THE TASK: Tell how many lines in the data below hold the string "this"; give nothing but the number.

MATERIAL TO PROCESS:
^^^^^^^^^^^^^^^^
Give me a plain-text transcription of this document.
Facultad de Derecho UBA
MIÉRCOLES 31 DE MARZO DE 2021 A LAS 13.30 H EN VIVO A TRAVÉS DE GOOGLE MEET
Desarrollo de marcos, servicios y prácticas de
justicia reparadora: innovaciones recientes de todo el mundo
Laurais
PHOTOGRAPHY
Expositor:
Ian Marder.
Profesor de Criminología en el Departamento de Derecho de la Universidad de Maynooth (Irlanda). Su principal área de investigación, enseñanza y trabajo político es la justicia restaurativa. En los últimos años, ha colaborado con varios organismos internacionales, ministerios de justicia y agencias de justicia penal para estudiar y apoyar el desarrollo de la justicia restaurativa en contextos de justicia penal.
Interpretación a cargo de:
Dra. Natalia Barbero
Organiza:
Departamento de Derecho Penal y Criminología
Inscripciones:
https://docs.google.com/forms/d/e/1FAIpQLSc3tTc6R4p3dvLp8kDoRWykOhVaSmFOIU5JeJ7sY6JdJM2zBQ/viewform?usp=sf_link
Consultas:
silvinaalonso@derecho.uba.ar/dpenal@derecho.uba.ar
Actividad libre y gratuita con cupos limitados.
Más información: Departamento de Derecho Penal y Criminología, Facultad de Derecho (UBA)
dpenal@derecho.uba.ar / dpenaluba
^^^^^^^^^^^^^^^^
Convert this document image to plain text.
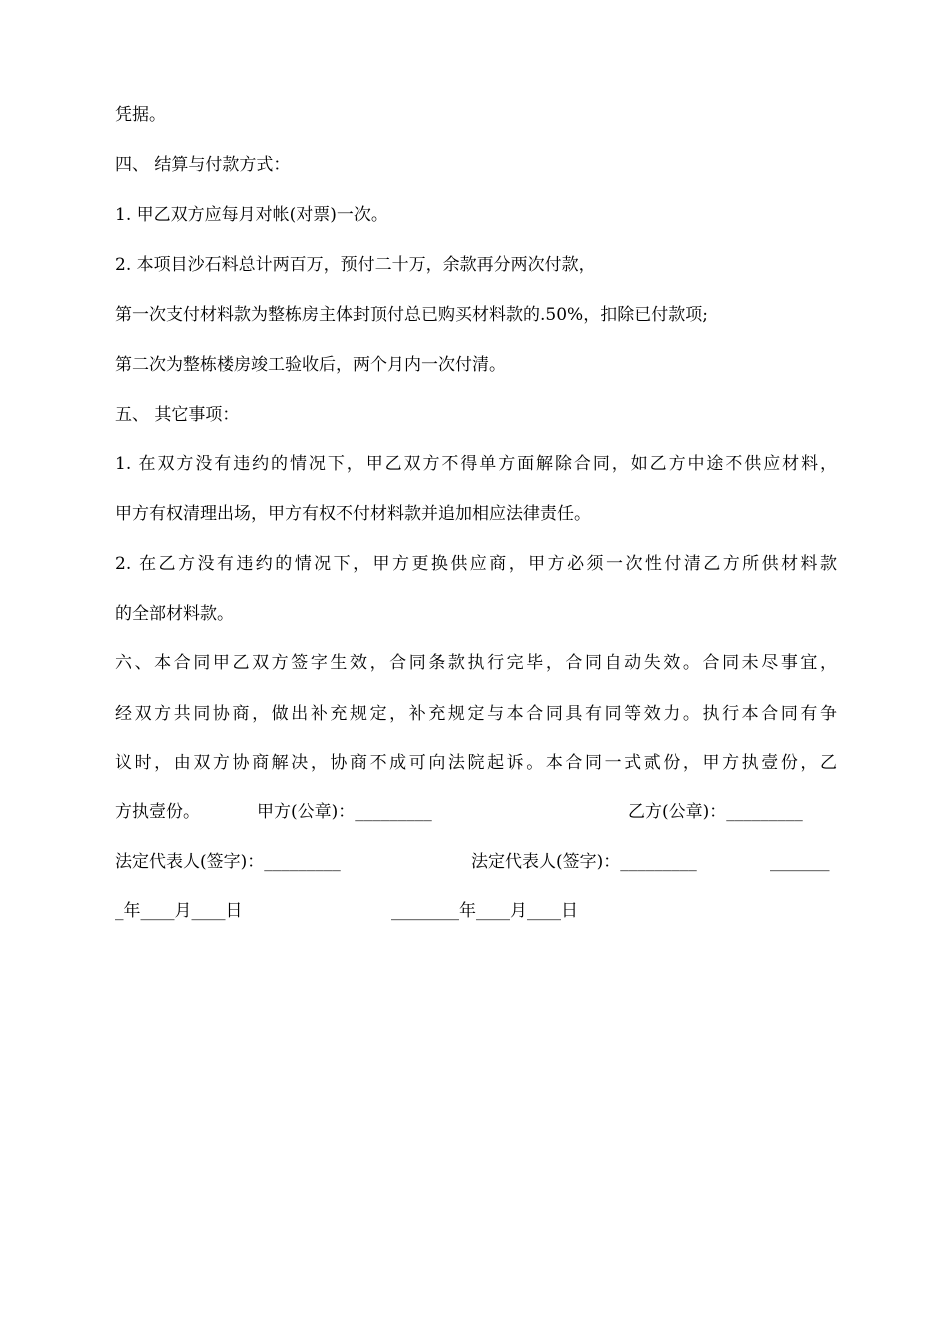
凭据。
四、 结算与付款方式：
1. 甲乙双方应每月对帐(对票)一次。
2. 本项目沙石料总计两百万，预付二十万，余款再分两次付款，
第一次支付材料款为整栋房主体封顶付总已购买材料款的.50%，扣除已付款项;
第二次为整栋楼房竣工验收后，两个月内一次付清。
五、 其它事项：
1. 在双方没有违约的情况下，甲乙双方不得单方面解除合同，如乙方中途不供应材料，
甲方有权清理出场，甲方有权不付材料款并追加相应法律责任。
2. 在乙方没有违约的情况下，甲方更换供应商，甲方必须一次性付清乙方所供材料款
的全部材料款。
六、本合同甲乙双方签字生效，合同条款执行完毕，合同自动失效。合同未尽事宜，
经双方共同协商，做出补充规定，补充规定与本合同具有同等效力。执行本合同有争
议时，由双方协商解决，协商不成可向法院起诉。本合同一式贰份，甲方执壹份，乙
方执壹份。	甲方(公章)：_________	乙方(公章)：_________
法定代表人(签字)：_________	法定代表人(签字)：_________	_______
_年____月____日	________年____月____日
^^^^^^^^^^^^^^^^
EXERCISE RESPONSE: 2